§ Records about charts and figures:
--------------------------------------------------
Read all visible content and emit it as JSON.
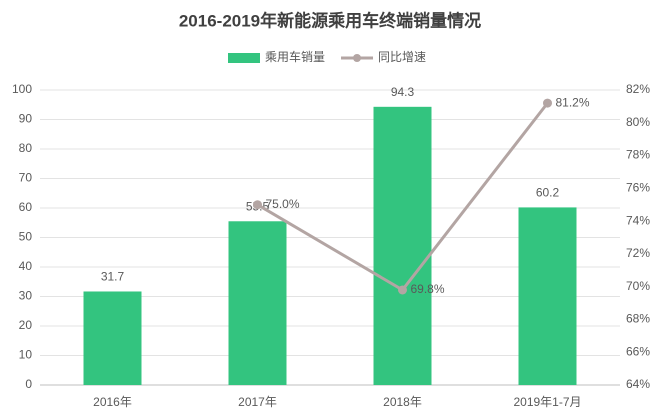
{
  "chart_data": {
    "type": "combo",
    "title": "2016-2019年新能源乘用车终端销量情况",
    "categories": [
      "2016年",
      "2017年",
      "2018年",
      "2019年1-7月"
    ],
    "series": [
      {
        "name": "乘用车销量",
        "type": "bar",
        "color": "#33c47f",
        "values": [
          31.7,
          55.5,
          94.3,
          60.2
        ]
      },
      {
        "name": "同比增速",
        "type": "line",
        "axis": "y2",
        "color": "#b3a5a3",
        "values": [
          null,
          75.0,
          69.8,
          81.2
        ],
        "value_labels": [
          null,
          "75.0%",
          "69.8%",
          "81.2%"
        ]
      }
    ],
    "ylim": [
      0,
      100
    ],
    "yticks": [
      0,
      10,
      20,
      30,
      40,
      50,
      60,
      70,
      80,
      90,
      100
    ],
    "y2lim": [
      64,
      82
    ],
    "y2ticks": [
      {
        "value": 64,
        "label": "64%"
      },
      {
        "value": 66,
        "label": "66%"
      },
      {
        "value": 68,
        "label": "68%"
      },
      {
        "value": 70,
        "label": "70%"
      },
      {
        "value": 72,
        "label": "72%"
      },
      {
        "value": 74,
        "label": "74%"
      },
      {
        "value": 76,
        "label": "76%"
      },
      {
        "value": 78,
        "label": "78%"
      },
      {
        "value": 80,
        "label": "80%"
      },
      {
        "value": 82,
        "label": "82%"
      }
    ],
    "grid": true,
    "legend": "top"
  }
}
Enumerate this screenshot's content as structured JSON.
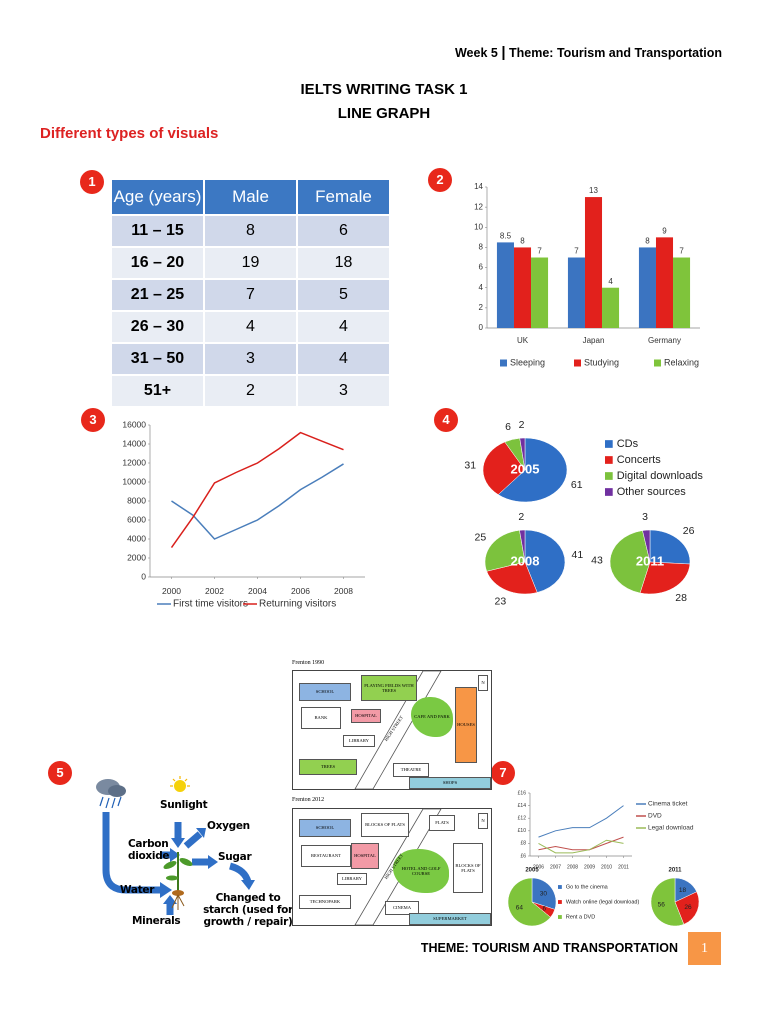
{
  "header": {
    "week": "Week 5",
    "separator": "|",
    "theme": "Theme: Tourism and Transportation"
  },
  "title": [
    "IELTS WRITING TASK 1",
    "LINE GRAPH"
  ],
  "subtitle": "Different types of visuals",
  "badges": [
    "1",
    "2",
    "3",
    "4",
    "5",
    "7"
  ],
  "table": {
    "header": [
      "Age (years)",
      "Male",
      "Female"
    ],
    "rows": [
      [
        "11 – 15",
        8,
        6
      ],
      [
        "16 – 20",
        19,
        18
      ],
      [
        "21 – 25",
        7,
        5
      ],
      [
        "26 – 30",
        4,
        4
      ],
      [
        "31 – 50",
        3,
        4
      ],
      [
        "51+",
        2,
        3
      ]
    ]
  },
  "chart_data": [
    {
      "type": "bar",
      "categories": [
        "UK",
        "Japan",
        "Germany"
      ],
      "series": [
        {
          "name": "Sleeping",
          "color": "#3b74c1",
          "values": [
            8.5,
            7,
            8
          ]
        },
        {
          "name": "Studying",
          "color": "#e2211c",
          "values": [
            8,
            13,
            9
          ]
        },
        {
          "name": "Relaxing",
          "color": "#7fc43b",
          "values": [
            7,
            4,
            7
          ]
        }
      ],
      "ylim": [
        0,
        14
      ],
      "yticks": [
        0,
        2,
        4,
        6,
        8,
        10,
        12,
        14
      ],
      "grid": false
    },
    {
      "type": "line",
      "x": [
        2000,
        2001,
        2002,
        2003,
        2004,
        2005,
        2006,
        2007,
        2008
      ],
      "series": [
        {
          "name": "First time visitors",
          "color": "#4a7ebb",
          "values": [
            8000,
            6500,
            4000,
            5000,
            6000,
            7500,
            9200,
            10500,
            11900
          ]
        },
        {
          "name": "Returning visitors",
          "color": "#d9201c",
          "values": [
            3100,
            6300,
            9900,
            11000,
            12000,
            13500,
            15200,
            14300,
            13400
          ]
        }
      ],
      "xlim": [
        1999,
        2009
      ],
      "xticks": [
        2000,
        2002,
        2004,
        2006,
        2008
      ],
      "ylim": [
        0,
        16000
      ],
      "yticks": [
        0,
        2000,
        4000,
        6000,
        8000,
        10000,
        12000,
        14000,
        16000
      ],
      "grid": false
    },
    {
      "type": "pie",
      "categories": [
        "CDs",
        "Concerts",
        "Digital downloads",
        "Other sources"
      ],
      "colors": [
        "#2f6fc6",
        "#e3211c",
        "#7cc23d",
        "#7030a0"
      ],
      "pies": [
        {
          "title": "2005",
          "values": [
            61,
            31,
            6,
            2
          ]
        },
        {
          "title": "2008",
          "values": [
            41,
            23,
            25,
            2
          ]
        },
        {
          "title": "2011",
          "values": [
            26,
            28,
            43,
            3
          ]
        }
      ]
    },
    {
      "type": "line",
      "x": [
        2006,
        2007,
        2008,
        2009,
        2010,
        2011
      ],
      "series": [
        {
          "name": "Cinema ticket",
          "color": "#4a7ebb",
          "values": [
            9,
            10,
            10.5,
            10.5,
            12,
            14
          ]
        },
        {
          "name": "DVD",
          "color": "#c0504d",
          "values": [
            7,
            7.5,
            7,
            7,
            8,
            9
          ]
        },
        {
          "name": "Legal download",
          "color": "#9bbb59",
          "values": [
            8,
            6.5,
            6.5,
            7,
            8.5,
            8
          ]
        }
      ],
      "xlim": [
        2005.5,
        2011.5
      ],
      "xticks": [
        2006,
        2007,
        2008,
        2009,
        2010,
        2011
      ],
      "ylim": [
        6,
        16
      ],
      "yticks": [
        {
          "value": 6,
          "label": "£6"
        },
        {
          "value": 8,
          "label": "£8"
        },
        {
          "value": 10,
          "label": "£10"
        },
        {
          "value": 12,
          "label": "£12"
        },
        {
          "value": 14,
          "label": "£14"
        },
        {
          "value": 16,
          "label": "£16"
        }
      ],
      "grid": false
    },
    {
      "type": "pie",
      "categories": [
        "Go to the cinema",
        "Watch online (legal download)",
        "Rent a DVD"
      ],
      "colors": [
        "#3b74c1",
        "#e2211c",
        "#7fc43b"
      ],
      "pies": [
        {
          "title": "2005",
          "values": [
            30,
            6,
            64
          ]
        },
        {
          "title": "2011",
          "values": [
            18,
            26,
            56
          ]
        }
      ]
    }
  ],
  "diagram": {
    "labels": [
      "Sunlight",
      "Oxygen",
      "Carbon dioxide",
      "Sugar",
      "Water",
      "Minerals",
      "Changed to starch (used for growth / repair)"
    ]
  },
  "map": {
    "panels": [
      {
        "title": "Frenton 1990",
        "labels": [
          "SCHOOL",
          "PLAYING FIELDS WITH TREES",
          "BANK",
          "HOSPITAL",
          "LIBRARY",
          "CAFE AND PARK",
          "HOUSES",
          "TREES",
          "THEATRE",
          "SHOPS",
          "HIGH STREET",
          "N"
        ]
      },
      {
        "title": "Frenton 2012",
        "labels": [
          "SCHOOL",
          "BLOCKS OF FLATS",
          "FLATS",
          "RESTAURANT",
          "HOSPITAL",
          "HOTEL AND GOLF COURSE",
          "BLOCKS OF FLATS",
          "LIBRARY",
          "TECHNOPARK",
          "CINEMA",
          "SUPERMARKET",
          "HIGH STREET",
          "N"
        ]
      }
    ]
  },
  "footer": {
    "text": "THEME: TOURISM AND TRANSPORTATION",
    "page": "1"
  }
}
--------------------------------------------------
§ STATED EXERCISE:
Return all lines containing "visitors".

§ SOLUTION TO THIS PROBLEM:
          "name": "First time visitors",
          "name": "Returning visitors",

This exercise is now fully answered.